■ Layout coordinate data
## Begin
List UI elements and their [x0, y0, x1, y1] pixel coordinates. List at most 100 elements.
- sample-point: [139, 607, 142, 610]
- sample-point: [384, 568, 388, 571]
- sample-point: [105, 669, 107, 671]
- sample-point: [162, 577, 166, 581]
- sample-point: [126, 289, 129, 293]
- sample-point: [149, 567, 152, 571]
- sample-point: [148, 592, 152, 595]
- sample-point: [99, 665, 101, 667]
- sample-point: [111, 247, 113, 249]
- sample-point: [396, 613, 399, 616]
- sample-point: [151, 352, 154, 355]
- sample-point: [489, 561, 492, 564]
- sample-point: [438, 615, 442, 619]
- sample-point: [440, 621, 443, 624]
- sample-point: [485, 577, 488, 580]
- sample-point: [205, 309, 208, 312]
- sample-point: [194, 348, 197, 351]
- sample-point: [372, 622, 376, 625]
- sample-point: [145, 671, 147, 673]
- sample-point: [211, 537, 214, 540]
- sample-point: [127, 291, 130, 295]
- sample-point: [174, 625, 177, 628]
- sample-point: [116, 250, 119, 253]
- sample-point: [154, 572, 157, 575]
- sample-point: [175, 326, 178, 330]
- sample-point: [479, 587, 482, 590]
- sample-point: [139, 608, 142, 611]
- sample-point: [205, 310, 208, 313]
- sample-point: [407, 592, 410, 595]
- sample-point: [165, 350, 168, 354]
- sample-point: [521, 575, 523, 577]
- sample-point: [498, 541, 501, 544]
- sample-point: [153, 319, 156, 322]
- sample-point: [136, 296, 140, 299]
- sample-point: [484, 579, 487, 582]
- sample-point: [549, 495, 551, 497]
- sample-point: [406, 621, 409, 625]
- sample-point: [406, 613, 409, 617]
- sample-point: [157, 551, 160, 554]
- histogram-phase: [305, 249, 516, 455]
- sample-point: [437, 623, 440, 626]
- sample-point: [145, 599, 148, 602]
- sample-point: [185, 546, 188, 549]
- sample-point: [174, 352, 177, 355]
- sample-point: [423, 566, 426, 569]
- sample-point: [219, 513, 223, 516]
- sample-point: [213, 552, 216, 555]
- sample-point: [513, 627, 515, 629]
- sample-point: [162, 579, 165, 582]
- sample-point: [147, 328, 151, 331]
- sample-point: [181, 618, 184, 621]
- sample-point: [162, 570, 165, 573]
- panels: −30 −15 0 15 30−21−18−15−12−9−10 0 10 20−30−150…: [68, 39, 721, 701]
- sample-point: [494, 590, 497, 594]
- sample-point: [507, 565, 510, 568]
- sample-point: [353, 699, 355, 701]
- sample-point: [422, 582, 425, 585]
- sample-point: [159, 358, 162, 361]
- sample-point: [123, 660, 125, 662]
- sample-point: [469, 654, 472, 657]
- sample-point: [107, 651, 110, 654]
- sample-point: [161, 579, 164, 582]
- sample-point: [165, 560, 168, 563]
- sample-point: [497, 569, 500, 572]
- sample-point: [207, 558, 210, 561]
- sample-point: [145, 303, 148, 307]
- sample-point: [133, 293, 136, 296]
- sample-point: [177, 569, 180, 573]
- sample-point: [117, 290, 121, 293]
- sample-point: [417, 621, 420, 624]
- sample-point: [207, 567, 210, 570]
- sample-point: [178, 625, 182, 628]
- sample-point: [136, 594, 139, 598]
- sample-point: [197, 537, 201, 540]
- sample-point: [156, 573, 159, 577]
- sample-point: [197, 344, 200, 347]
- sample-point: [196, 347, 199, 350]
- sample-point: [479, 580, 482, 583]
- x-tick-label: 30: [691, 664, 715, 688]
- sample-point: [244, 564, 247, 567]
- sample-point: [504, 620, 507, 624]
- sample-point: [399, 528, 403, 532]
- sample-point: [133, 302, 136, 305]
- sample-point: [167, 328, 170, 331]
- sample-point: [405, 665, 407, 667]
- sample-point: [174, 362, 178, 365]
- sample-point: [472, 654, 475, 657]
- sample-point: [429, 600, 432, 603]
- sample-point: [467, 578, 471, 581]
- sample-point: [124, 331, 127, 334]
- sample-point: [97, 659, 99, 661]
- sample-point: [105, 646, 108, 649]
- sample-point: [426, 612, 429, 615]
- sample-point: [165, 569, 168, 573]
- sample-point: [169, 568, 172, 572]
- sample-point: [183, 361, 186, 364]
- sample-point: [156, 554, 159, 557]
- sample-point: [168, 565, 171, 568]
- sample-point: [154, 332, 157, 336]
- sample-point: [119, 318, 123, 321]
## End
■ TASK REQUIREMENTS
Pick out every line of the entries above that contains the word "panels", matching case exactly, and copy each one in full.

■ TASK OUTPUT
- panels: −30 −15 0 15 30−21−18−15−12−9−10 0 10 20−30−150…: [68, 39, 721, 701]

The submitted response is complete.